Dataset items
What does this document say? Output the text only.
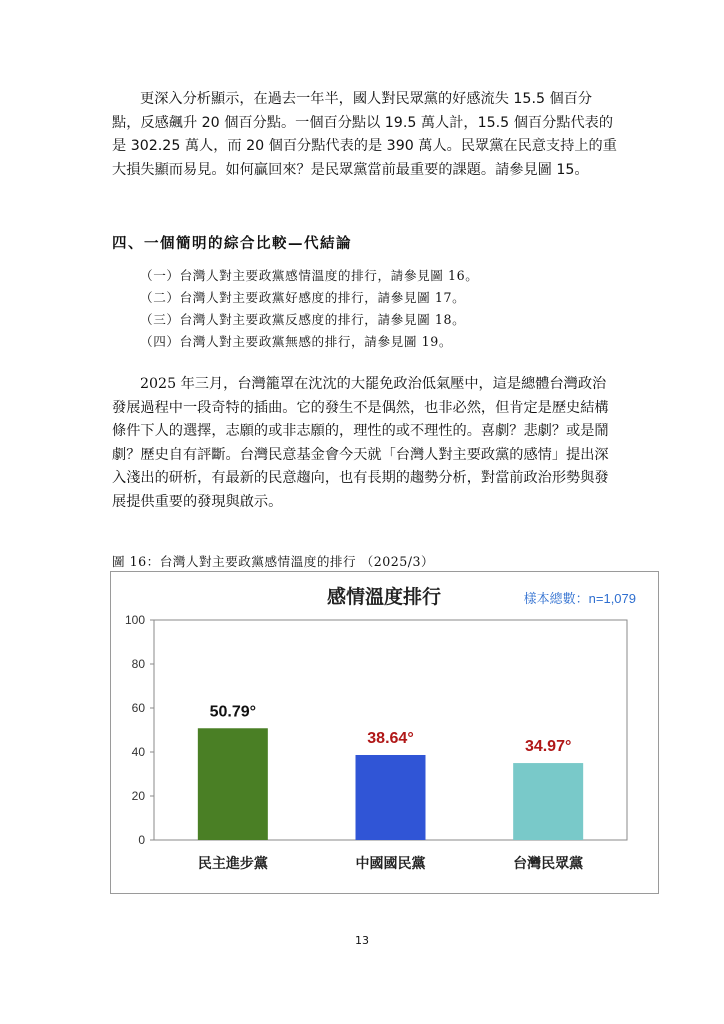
更深入分析顯示，在過去一年半，國人對民眾黨的好感流失 15.5 個百分點，反感飆升 20 個百分點。一個百分點以 19.5 萬人計，15.5 個百分點代表的是 302.25 萬人，而 20 個百分點代表的是 390 萬人。民眾黨在民意支持上的重大損失顯而易見。如何贏回來？是民眾黨當前最重要的課題。請參見圖 15。

四、一個簡明的綜合比較—代結論
（一）台灣人對主要政黨感情溫度的排行，請參見圖 16。
（二）台灣人對主要政黨好感度的排行，請參見圖 17。
（三）台灣人對主要政黨反感度的排行，請參見圖 18。
（四）台灣人對主要政黨無感的排行，請參見圖 19。

2025 年三月，台灣籠罩在沈沈的大罷免政治低氣壓中，這是總體台灣政治發展過程中一段奇特的插曲。它的發生不是偶然，也非必然，但肯定是歷史結構條件下人的選擇，志願的或非志願的，理性的或不理性的。喜劇？悲劇？或是鬧劇？歷史自有評斷。台灣民意基金會今天就「台灣人對主要政黨的感情」提出深入淺出的研析，有最新的民意趨向，也有長期的趨勢分析，對當前政治形勢與發展提供重要的發現與啟示。

圖 16：台灣人對主要政黨感情溫度的排行 （2025/3）

感情溫度排行	樣本總數：n=1,079
0
20
40
60
80
100
50.79°
民主進步黨
38.64°
中國國民黨
34.97°
台灣民眾黨
13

### AIM OF THE TASK
Look for "台灣人對主要政黨感情溫度的排行" and pull out every line that has it.

### EXPECTED ANSWER
（一）台灣人對主要政黨感情溫度的排行，請參見圖 16。
圖 16：台灣人對主要政黨感情溫度的排行 （2025/3）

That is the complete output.